BEGIN SOURCE MATERIAL

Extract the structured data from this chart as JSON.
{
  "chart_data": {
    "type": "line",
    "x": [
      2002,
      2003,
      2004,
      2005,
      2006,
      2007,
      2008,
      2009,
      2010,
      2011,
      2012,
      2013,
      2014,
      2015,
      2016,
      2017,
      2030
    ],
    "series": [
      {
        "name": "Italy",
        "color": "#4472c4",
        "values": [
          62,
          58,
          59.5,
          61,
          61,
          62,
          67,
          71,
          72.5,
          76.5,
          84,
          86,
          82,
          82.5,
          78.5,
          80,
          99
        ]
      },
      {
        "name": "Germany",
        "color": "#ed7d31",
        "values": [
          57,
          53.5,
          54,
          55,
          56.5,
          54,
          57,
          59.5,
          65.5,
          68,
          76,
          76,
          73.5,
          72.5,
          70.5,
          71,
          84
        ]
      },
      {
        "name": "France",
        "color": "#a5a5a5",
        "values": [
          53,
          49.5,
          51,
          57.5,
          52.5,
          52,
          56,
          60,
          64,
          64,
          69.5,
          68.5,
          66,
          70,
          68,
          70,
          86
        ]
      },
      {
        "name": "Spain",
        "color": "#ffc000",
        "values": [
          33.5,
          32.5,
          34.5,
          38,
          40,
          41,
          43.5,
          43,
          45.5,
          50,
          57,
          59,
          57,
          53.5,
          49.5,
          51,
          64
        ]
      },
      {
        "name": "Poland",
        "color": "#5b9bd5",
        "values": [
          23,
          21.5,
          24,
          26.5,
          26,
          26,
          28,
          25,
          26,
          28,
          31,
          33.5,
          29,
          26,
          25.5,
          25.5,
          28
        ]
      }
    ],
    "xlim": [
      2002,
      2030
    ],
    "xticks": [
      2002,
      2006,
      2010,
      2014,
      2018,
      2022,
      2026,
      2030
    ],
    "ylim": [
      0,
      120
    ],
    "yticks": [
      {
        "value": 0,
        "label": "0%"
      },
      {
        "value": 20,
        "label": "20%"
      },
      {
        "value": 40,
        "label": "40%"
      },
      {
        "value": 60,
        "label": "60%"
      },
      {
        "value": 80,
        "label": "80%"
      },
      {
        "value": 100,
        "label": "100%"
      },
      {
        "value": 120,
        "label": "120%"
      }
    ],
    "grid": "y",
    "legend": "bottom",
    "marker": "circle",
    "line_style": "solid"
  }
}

END SOURCE MATERIAL

TASK DESCRIPTION: Give back all the records exactly as they stand.

RESULT OF THE TASK:
Extract the structured data from this chart as JSON.
{
  "chart_data": {
    "type": "line",
    "x": [
      2002,
      2003,
      2004,
      2005,
      2006,
      2007,
      2008,
      2009,
      2010,
      2011,
      2012,
      2013,
      2014,
      2015,
      2016,
      2017,
      2030
    ],
    "series": [
      {
        "name": "Italy",
        "color": "#4472c4",
        "values": [
          62,
          58,
          59.5,
          61,
          61,
          62,
          67,
          71,
          72.5,
          76.5,
          84,
          86,
          82,
          82.5,
          78.5,
          80,
          99
        ]
      },
      {
        "name": "Germany",
        "color": "#ed7d31",
        "values": [
          57,
          53.5,
          54,
          55,
          56.5,
          54,
          57,
          59.5,
          65.5,
          68,
          76,
          76,
          73.5,
          72.5,
          70.5,
          71,
          84
        ]
      },
      {
        "name": "France",
        "color": "#a5a5a5",
        "values": [
          53,
          49.5,
          51,
          57.5,
          52.5,
          52,
          56,
          60,
          64,
          64,
          69.5,
          68.5,
          66,
          70,
          68,
          70,
          86
        ]
      },
      {
        "name": "Spain",
        "color": "#ffc000",
        "values": [
          33.5,
          32.5,
          34.5,
          38,
          40,
          41,
          43.5,
          43,
          45.5,
          50,
          57,
          59,
          57,
          53.5,
          49.5,
          51,
          64
        ]
      },
      {
        "name": "Poland",
        "color": "#5b9bd5",
        "values": [
          23,
          21.5,
          24,
          26.5,
          26,
          26,
          28,
          25,
          26,
          28,
          31,
          33.5,
          29,
          26,
          25.5,
          25.5,
          28
        ]
      }
    ],
    "xlim": [
      2002,
      2030
    ],
    "xticks": [
      2002,
      2006,
      2010,
      2014,
      2018,
      2022,
      2026,
      2030
    ],
    "ylim": [
      0,
      120
    ],
    "yticks": [
      {
        "value": 0,
        "label": "0%"
      },
      {
        "value": 20,
        "label": "20%"
      },
      {
        "value": 40,
        "label": "40%"
      },
      {
        "value": 60,
        "label": "60%"
      },
      {
        "value": 80,
        "label": "80%"
      },
      {
        "value": 100,
        "label": "100%"
      },
      {
        "value": 120,
        "label": "120%"
      }
    ],
    "grid": "y",
    "legend": "bottom",
    "marker": "circle",
    "line_style": "solid"
  }
}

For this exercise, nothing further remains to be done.